## Stated task:
Transcribe each record exactly. Include every one.

## Data to use:
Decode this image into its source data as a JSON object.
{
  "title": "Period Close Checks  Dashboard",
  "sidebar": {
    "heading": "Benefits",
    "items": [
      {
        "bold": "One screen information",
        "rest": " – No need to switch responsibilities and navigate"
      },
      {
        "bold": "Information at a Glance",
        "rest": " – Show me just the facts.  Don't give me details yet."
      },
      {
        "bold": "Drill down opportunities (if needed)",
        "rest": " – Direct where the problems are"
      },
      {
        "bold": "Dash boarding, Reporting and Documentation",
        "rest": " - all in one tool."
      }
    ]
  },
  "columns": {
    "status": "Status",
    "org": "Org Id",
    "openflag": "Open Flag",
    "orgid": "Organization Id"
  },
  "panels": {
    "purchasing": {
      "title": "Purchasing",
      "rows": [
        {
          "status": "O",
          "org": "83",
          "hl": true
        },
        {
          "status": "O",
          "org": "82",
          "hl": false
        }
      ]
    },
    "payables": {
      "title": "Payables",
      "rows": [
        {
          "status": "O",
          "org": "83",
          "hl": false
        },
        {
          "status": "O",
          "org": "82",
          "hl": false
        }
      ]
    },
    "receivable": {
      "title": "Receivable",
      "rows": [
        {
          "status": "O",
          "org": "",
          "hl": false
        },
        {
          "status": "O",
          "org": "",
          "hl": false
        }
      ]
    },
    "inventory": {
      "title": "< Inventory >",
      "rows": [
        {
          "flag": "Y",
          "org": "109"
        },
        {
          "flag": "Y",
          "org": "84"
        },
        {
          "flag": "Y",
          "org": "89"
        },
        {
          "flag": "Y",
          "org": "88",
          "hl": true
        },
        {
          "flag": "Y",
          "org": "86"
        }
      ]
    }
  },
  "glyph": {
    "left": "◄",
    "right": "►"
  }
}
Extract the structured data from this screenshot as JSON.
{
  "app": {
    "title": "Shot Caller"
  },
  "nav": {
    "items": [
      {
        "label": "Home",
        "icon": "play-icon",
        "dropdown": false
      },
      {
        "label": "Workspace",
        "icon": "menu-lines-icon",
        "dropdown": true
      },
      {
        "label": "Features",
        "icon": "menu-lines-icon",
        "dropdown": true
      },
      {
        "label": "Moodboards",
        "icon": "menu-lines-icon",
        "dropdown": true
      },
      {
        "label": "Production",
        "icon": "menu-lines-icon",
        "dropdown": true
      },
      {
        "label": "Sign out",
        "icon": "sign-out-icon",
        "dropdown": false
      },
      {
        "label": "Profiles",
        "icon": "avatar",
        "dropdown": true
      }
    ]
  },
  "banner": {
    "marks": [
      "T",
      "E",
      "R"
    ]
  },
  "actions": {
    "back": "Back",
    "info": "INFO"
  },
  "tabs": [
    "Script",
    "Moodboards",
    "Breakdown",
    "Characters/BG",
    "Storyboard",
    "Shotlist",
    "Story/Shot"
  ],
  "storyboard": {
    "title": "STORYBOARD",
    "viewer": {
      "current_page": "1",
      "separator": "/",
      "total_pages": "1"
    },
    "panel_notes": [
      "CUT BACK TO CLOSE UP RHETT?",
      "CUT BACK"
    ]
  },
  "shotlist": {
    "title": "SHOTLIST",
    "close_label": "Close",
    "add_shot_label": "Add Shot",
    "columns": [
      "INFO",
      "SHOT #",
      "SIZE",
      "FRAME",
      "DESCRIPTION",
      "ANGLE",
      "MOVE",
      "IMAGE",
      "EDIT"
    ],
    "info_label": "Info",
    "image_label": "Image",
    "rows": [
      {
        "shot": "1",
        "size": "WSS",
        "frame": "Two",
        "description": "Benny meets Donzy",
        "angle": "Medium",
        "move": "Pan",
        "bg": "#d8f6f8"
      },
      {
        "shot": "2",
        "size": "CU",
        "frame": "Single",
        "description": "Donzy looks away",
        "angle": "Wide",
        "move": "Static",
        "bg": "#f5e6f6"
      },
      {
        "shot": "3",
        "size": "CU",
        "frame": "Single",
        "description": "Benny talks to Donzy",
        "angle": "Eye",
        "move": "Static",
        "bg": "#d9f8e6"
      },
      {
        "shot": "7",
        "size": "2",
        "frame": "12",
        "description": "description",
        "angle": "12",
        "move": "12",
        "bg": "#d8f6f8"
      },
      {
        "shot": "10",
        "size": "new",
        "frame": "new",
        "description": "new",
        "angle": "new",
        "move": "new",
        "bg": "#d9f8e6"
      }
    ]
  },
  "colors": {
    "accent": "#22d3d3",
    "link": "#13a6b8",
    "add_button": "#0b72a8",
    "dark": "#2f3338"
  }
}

## Problem solution:
Decode this image into its source data as a JSON object.
{
  "title": "Period Close Checks  Dashboard",
  "sidebar": {
    "heading": "Benefits",
    "items": [
      {
        "bold": "One screen information",
        "rest": " – No need to switch responsibilities and navigate"
      },
      {
        "bold": "Information at a Glance",
        "rest": " – Show me just the facts.  Don't give me details yet."
      },
      {
        "bold": "Drill down opportunities (if needed)",
        "rest": " – Direct where the problems are"
      },
      {
        "bold": "Dash boarding, Reporting and Documentation",
        "rest": " - all in one tool."
      }
    ]
  },
  "columns": {
    "status": "Status",
    "org": "Org Id",
    "openflag": "Open Flag",
    "orgid": "Organization Id"
  },
  "panels": {
    "purchasing": {
      "title": "Purchasing",
      "rows": [
        {
          "status": "O",
          "org": "83",
          "hl": true
        },
        {
          "status": "O",
          "org": "82",
          "hl": false
        }
      ]
    },
    "payables": {
      "title": "Payables",
      "rows": [
        {
          "status": "O",
          "org": "83",
          "hl": false
        },
        {
          "status": "O",
          "org": "82",
          "hl": false
        }
      ]
    },
    "receivable": {
      "title": "Receivable",
      "rows": [
        {
          "status": "O",
          "org": "",
          "hl": false
        },
        {
          "status": "O",
          "org": "",
          "hl": false
        }
      ]
    },
    "inventory": {
      "title": "< Inventory >",
      "rows": [
        {
          "flag": "Y",
          "org": "109"
        },
        {
          "flag": "Y",
          "org": "84"
        },
        {
          "flag": "Y",
          "org": "89"
        },
        {
          "flag": "Y",
          "org": "88",
          "hl": true
        },
        {
          "flag": "Y",
          "org": "86"
        }
      ]
    }
  },
  "glyph": {
    "left": "◄",
    "right": "►"
  }
}
Extract the structured data from this screenshot as JSON.
{
  "app": {
    "title": "Shot Caller"
  },
  "nav": {
    "items": [
      {
        "label": "Home",
        "icon": "play-icon",
        "dropdown": false
      },
      {
        "label": "Workspace",
        "icon": "menu-lines-icon",
        "dropdown": true
      },
      {
        "label": "Features",
        "icon": "menu-lines-icon",
        "dropdown": true
      },
      {
        "label": "Moodboards",
        "icon": "menu-lines-icon",
        "dropdown": true
      },
      {
        "label": "Production",
        "icon": "menu-lines-icon",
        "dropdown": true
      },
      {
        "label": "Sign out",
        "icon": "sign-out-icon",
        "dropdown": false
      },
      {
        "label": "Profiles",
        "icon": "avatar",
        "dropdown": true
      }
    ]
  },
  "banner": {
    "marks": [
      "T",
      "E",
      "R"
    ]
  },
  "actions": {
    "back": "Back",
    "info": "INFO"
  },
  "tabs": [
    "Script",
    "Moodboards",
    "Breakdown",
    "Characters/BG",
    "Storyboard",
    "Shotlist",
    "Story/Shot"
  ],
  "storyboard": {
    "title": "STORYBOARD",
    "viewer": {
      "current_page": "1",
      "separator": "/",
      "total_pages": "1"
    },
    "panel_notes": [
      "CUT BACK TO CLOSE UP RHETT?",
      "CUT BACK"
    ]
  },
  "shotlist": {
    "title": "SHOTLIST",
    "close_label": "Close",
    "add_shot_label": "Add Shot",
    "columns": [
      "INFO",
      "SHOT #",
      "SIZE",
      "FRAME",
      "DESCRIPTION",
      "ANGLE",
      "MOVE",
      "IMAGE",
      "EDIT"
    ],
    "info_label": "Info",
    "image_label": "Image",
    "rows": [
      {
        "shot": "1",
        "size": "WSS",
        "frame": "Two",
        "description": "Benny meets Donzy",
        "angle": "Medium",
        "move": "Pan",
        "bg": "#d8f6f8"
      },
      {
        "shot": "2",
        "size": "CU",
        "frame": "Single",
        "description": "Donzy looks away",
        "angle": "Wide",
        "move": "Static",
        "bg": "#f5e6f6"
      },
      {
        "shot": "3",
        "size": "CU",
        "frame": "Single",
        "description": "Benny talks to Donzy",
        "angle": "Eye",
        "move": "Static",
        "bg": "#d9f8e6"
      },
      {
        "shot": "7",
        "size": "2",
        "frame": "12",
        "description": "description",
        "angle": "12",
        "move": "12",
        "bg": "#d8f6f8"
      },
      {
        "shot": "10",
        "size": "new",
        "frame": "new",
        "description": "new",
        "angle": "new",
        "move": "new",
        "bg": "#d9f8e6"
      }
    ]
  },
  "colors": {
    "accent": "#22d3d3",
    "link": "#13a6b8",
    "add_button": "#0b72a8",
    "dark": "#2f3338"
  }
}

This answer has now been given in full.